### Dataset rows ###

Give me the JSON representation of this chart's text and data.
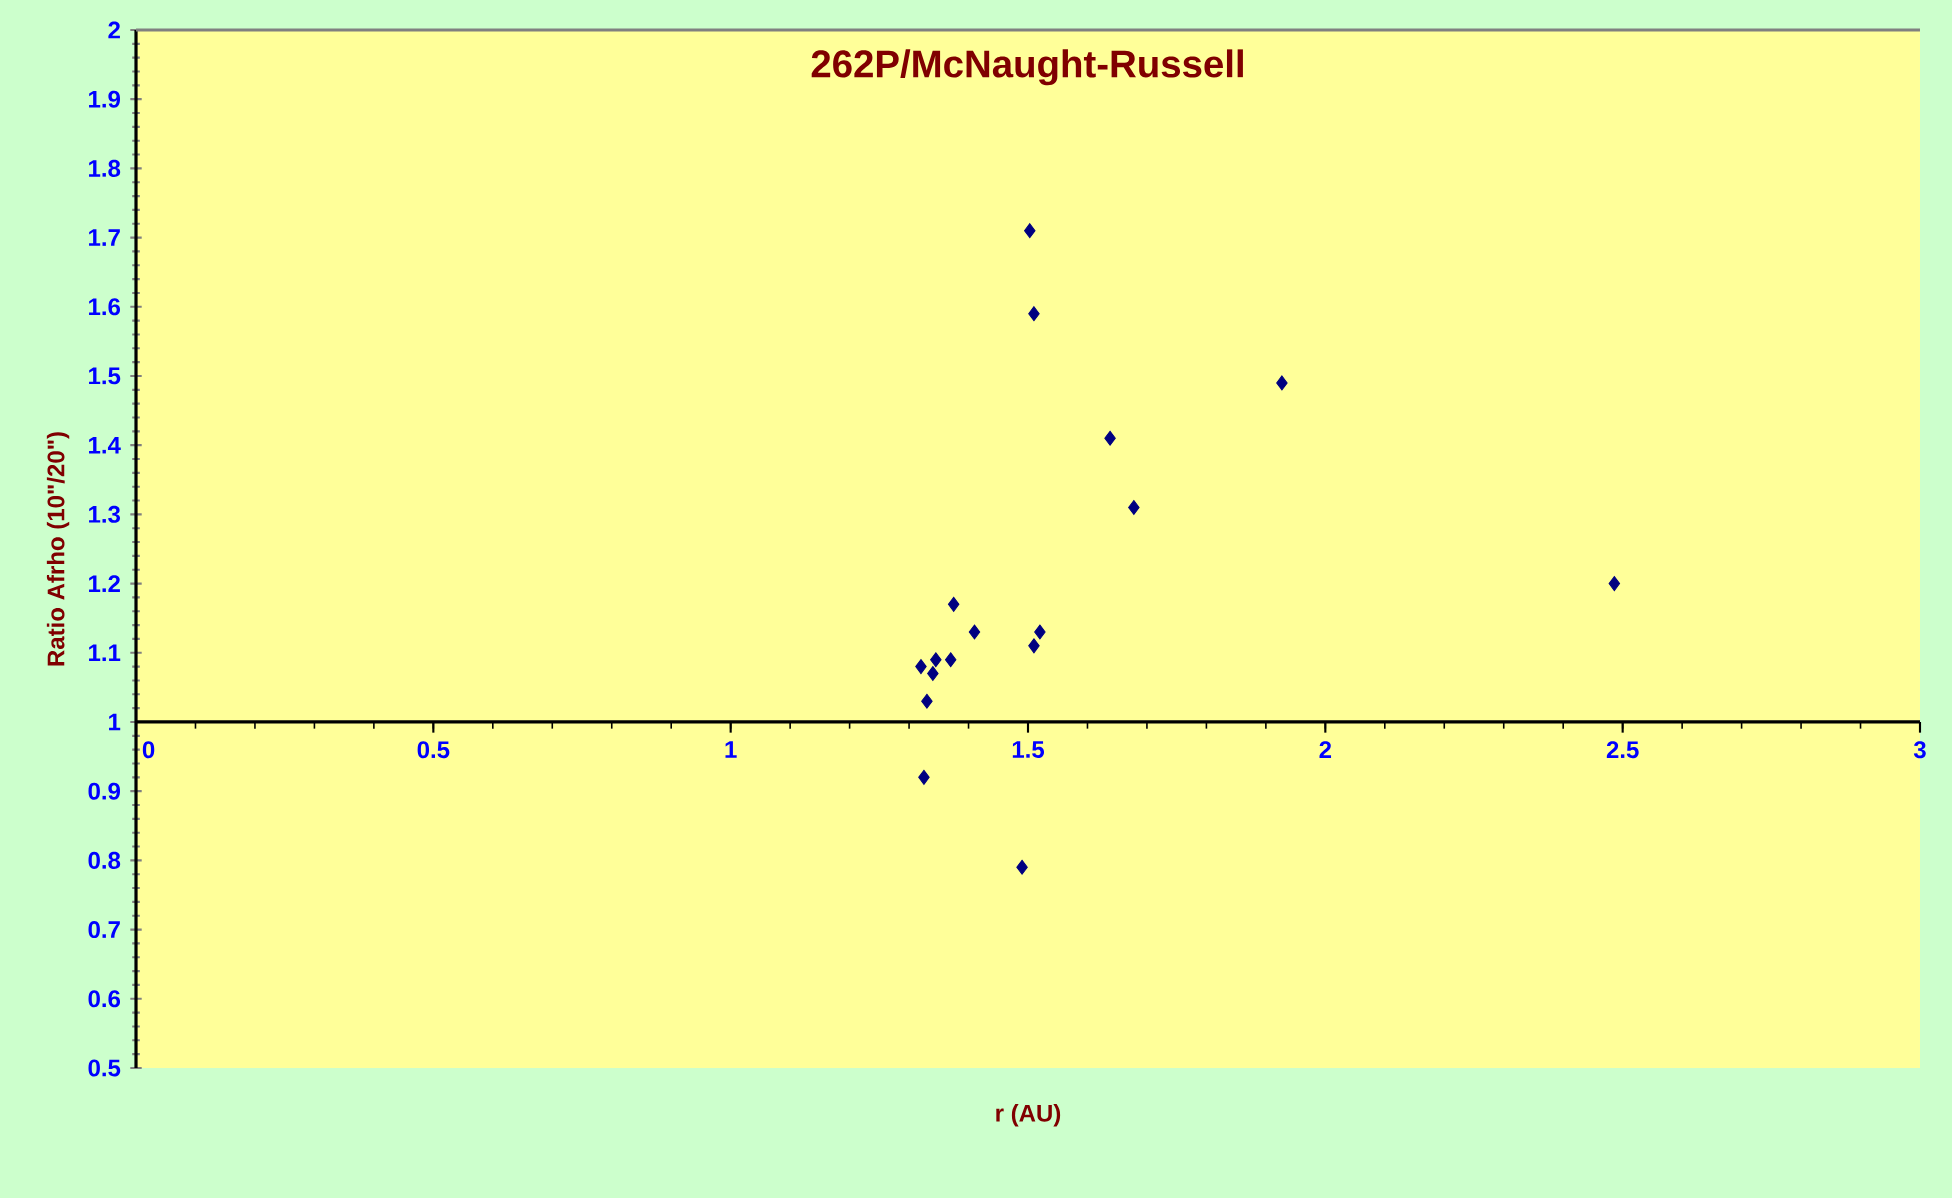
{
  "chart_data": {
    "type": "scatter",
    "title": "262P/McNaught-Russell",
    "xlabel": "r (AU)",
    "ylabel": "Ratio Afrho (10\"/20\")",
    "x": [
      1.503,
      1.51,
      1.927,
      1.638,
      1.678,
      2.486,
      1.375,
      1.41,
      1.52,
      1.51,
      1.37,
      1.345,
      1.32,
      1.34,
      1.33,
      1.325,
      1.49
    ],
    "values": [
      1.71,
      1.59,
      1.49,
      1.41,
      1.31,
      1.2,
      1.17,
      1.13,
      1.13,
      1.11,
      1.09,
      1.09,
      1.08,
      1.07,
      1.03,
      0.92,
      0.79
    ],
    "color": "#000080",
    "marker": "diamond",
    "grid": false,
    "xlim": [
      0,
      3
    ],
    "xticks": [
      0,
      0.5,
      1,
      1.5,
      2,
      2.5,
      3
    ],
    "ylim": [
      0.5,
      2
    ],
    "yticks": [
      0.5,
      0.6,
      0.7,
      0.8,
      0.9,
      1,
      1.1,
      1.2,
      1.3,
      1.4,
      1.5,
      1.6,
      1.7,
      1.8,
      1.9,
      2
    ]
  }
}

###

**Your goal:** Your task is an exact transcription of all the data, minus the pictures.

**Answer to the task:**
Give me the JSON representation of this chart's text and data.
{
  "chart_data": {
    "type": "scatter",
    "title": "262P/McNaught-Russell",
    "xlabel": "r (AU)",
    "ylabel": "Ratio Afrho (10\"/20\")",
    "x": [
      1.503,
      1.51,
      1.927,
      1.638,
      1.678,
      2.486,
      1.375,
      1.41,
      1.52,
      1.51,
      1.37,
      1.345,
      1.32,
      1.34,
      1.33,
      1.325,
      1.49
    ],
    "values": [
      1.71,
      1.59,
      1.49,
      1.41,
      1.31,
      1.2,
      1.17,
      1.13,
      1.13,
      1.11,
      1.09,
      1.09,
      1.08,
      1.07,
      1.03,
      0.92,
      0.79
    ],
    "color": "#000080",
    "marker": "diamond",
    "grid": false,
    "xlim": [
      0,
      3
    ],
    "xticks": [
      0,
      0.5,
      1,
      1.5,
      2,
      2.5,
      3
    ],
    "ylim": [
      0.5,
      2
    ],
    "yticks": [
      0.5,
      0.6,
      0.7,
      0.8,
      0.9,
      1,
      1.1,
      1.2,
      1.3,
      1.4,
      1.5,
      1.6,
      1.7,
      1.8,
      1.9,
      2
    ]
  }
}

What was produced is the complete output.